Copy out the listing that follows, exactly, without its pictures.

start STORED ROWS

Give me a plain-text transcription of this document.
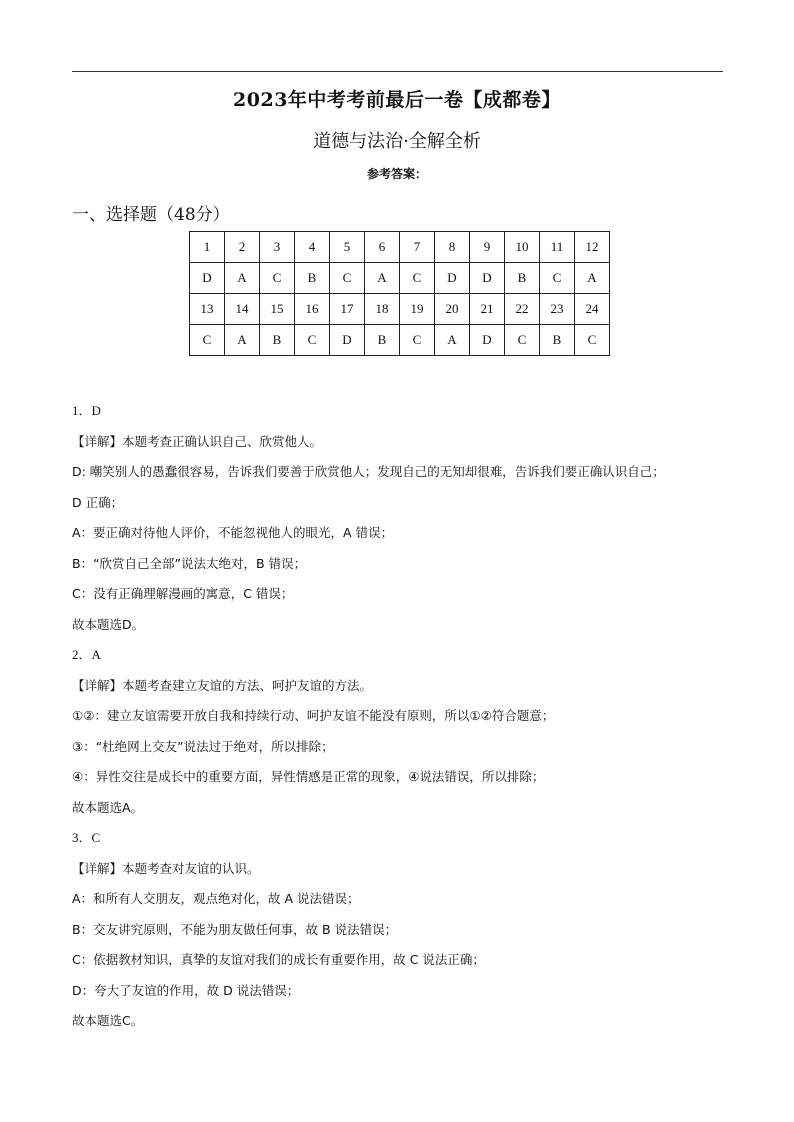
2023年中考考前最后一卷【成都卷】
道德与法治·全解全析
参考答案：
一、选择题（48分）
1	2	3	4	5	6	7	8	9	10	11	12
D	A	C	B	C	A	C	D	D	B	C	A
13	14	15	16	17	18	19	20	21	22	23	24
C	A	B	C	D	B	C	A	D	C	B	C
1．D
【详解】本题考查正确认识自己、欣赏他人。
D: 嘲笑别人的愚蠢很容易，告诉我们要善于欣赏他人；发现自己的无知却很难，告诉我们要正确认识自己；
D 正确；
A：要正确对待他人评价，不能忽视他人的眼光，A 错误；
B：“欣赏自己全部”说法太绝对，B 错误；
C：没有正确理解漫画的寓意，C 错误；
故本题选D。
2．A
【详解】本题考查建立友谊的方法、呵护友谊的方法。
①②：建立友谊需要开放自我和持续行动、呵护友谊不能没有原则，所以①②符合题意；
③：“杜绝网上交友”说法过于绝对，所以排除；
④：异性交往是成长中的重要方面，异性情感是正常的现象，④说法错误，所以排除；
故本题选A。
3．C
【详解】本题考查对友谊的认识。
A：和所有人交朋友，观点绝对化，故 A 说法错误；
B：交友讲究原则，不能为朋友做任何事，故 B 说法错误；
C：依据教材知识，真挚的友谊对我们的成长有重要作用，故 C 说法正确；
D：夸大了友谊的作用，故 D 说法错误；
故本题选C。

end STORED ROWS

FINAL ANSWER:
Give me a plain-text transcription of this document.
2023年中考考前最后一卷【成都卷】
道德与法治·全解全析
参考答案：
一、选择题（48分）
1	2	3	4	5	6	7	8	9	10	11	12
D	A	C	B	C	A	C	D	D	B	C	A
13	14	15	16	17	18	19	20	21	22	23	24
C	A	B	C	D	B	C	A	D	C	B	C
1．D
【详解】本题考查正确认识自己、欣赏他人。
D: 嘲笑别人的愚蠢很容易，告诉我们要善于欣赏他人；发现自己的无知却很难，告诉我们要正确认识自己；
D 正确；
A：要正确对待他人评价，不能忽视他人的眼光，A 错误；
B：“欣赏自己全部”说法太绝对，B 错误；
C：没有正确理解漫画的寓意，C 错误；
故本题选D。
2．A
【详解】本题考查建立友谊的方法、呵护友谊的方法。
①②：建立友谊需要开放自我和持续行动、呵护友谊不能没有原则，所以①②符合题意；
③：“杜绝网上交友”说法过于绝对，所以排除；
④：异性交往是成长中的重要方面，异性情感是正常的现象，④说法错误，所以排除；
故本题选A。
3．C
【详解】本题考查对友谊的认识。
A：和所有人交朋友，观点绝对化，故 A 说法错误；
B：交友讲究原则，不能为朋友做任何事，故 B 说法错误；
C：依据教材知识，真挚的友谊对我们的成长有重要作用，故 C 说法正确；
D：夸大了友谊的作用，故 D 说法错误；
故本题选C。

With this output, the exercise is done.